What you return should match every record exactly, with the images removed.

----------------------------------------

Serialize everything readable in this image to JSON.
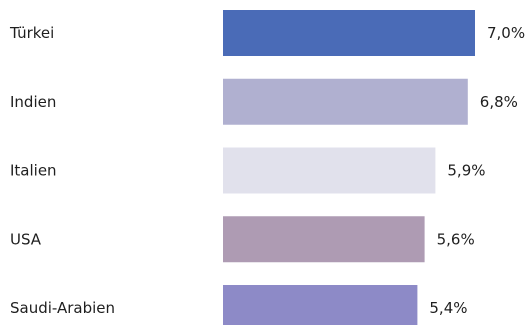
{
  "chart_data": {
    "type": "bar",
    "orientation": "horizontal",
    "categories": [
      "Türkei",
      "Indien",
      "Italien",
      "USA",
      "Saudi-Arabien"
    ],
    "values": [
      7.0,
      6.8,
      5.9,
      5.6,
      5.4
    ],
    "value_labels": [
      "7,0%",
      "6,8%",
      "5,9%",
      "5,6%",
      "5,4%"
    ],
    "bar_colors": [
      "#4a6bb7",
      "#b0b0d0",
      "#e1e1ec",
      "#ae9bb3",
      "#8d8ac7"
    ],
    "xlim": [
      0,
      7.0
    ],
    "grid": false,
    "legend": "none"
  }
}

----------------------------------------

Result of this exercise:
Serialize everything readable in this image to JSON.
{
  "chart_data": {
    "type": "bar",
    "orientation": "horizontal",
    "categories": [
      "Türkei",
      "Indien",
      "Italien",
      "USA",
      "Saudi-Arabien"
    ],
    "values": [
      7.0,
      6.8,
      5.9,
      5.6,
      5.4
    ],
    "value_labels": [
      "7,0%",
      "6,8%",
      "5,9%",
      "5,6%",
      "5,4%"
    ],
    "bar_colors": [
      "#4a6bb7",
      "#b0b0d0",
      "#e1e1ec",
      "#ae9bb3",
      "#8d8ac7"
    ],
    "xlim": [
      0,
      7.0
    ],
    "grid": false,
    "legend": "none"
  }
}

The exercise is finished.